-- What is required --
Return the number of lines that contain the word "icon", and return nothing else.

-- Information shown --
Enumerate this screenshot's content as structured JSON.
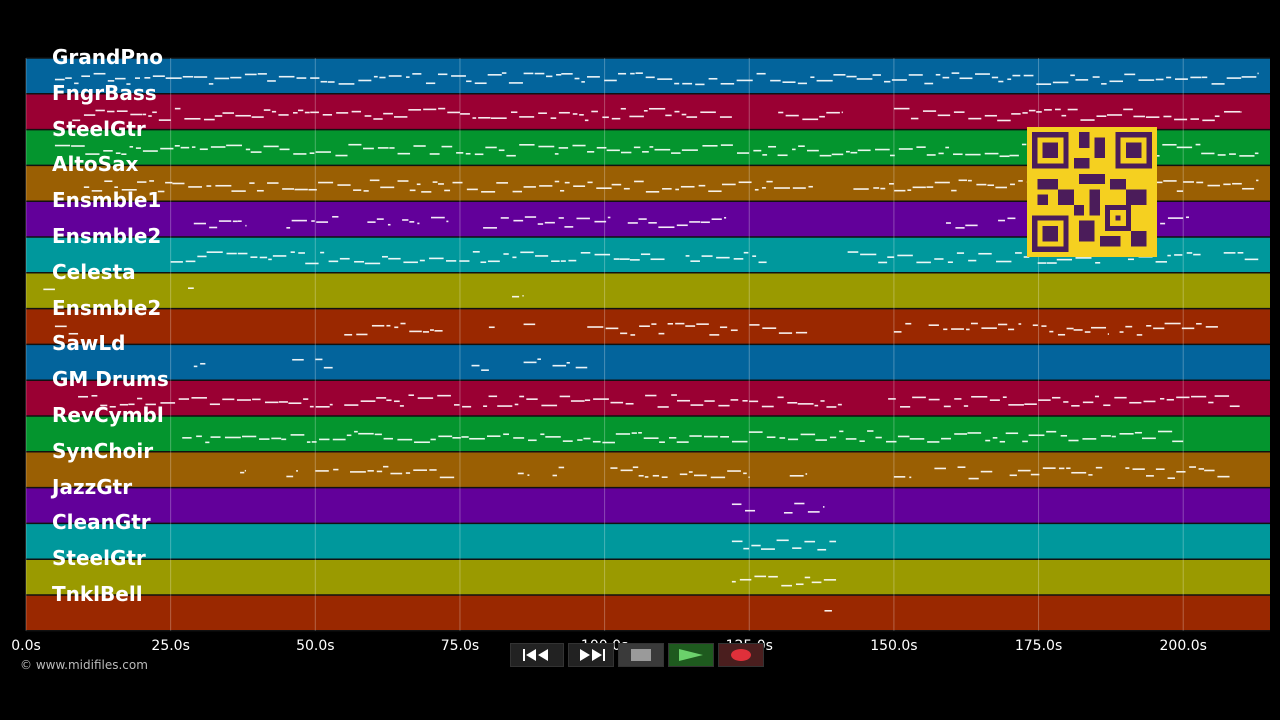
{
  "tracks": [
    {
      "name": "GrandPno",
      "color": "#03649c"
    },
    {
      "name": "FngrBass",
      "color": "#9a0033"
    },
    {
      "name": "SteelGtr",
      "color": "#04952e"
    },
    {
      "name": "AltoSax",
      "color": "#9a5f03"
    },
    {
      "name": "Ensmble1",
      "color": "#62009a"
    },
    {
      "name": "Ensmble2",
      "color": "#00989c"
    },
    {
      "name": "Celesta",
      "color": "#9a9a00"
    },
    {
      "name": "Ensmble2",
      "color": "#9a2800"
    },
    {
      "name": "SawLd",
      "color": "#03649c"
    },
    {
      "name": "GM Drums",
      "color": "#9a0033"
    },
    {
      "name": "RevCymbl",
      "color": "#04952e"
    },
    {
      "name": "SynChoir",
      "color": "#9a5f03"
    },
    {
      "name": "JazzGtr",
      "color": "#62009a"
    },
    {
      "name": "CleanGtr",
      "color": "#00989c"
    },
    {
      "name": "SteelGtr",
      "color": "#9a9a00"
    },
    {
      "name": "TnklBell",
      "color": "#9a2800"
    }
  ],
  "time_axis": {
    "max_seconds": 215,
    "ticks": [
      {
        "t": 0,
        "label": "0.0s"
      },
      {
        "t": 25,
        "label": "25.0s"
      },
      {
        "t": 50,
        "label": "50.0s"
      },
      {
        "t": 75,
        "label": "75.0s"
      },
      {
        "t": 100,
        "label": "100.0s"
      },
      {
        "t": 125,
        "label": "125.0s"
      },
      {
        "t": 150,
        "label": "150.0s"
      },
      {
        "t": 175,
        "label": "175.0s"
      },
      {
        "t": 200,
        "label": "200.0s"
      }
    ]
  },
  "notes": [
    [
      [
        5,
        213
      ]
    ],
    [
      [
        8,
        122
      ],
      [
        130,
        141
      ],
      [
        150,
        210
      ]
    ],
    [
      [
        5,
        213
      ]
    ],
    [
      [
        10,
        136
      ],
      [
        143,
        213
      ]
    ],
    [
      [
        29,
        38
      ],
      [
        45,
        54
      ],
      [
        59,
        63
      ],
      [
        65,
        68
      ],
      [
        70,
        73
      ],
      [
        79,
        101
      ],
      [
        104,
        121
      ],
      [
        159,
        165
      ],
      [
        168,
        171
      ],
      [
        173,
        176
      ],
      [
        187,
        201
      ]
    ],
    [
      [
        25,
        111
      ],
      [
        114,
        128
      ],
      [
        142,
        203
      ],
      [
        207,
        213
      ]
    ],
    [
      [
        3,
        5
      ],
      [
        28,
        29
      ],
      [
        84,
        86
      ]
    ],
    [
      [
        5,
        9
      ],
      [
        55,
        72
      ],
      [
        80,
        81
      ],
      [
        86,
        88
      ],
      [
        97,
        123
      ],
      [
        125,
        135
      ],
      [
        150,
        153
      ],
      [
        156,
        172
      ],
      [
        174,
        187
      ],
      [
        189,
        206
      ]
    ],
    [
      [
        29,
        31
      ],
      [
        46,
        48
      ],
      [
        50,
        53
      ],
      [
        77,
        80
      ],
      [
        86,
        89
      ],
      [
        91,
        94
      ],
      [
        95,
        97
      ]
    ],
    [
      [
        9,
        53
      ],
      [
        55,
        77
      ],
      [
        79,
        105
      ],
      [
        107,
        141
      ],
      [
        149,
        210
      ]
    ],
    [
      [
        27,
        200
      ]
    ],
    [
      [
        37,
        38
      ],
      [
        45,
        47
      ],
      [
        50,
        54
      ],
      [
        56,
        74
      ],
      [
        85,
        87
      ],
      [
        91,
        93
      ],
      [
        101,
        111
      ],
      [
        113,
        125
      ],
      [
        132,
        135
      ],
      [
        150,
        153
      ],
      [
        157,
        159
      ],
      [
        161,
        167
      ],
      [
        170,
        186
      ],
      [
        190,
        208
      ]
    ],
    [
      [
        122,
        126
      ],
      [
        131,
        138
      ]
    ],
    [
      [
        122,
        140
      ]
    ],
    [
      [
        122,
        140
      ]
    ],
    [
      [
        138,
        140
      ]
    ]
  ],
  "transport": {
    "rewind": "rewind-icon",
    "fast_forward": "fast-forward-icon",
    "stop": "stop-icon",
    "play": "play-icon",
    "record": "record-icon"
  },
  "copyright": "© www.midifiles.com"
}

-- Answer to the exercise --
5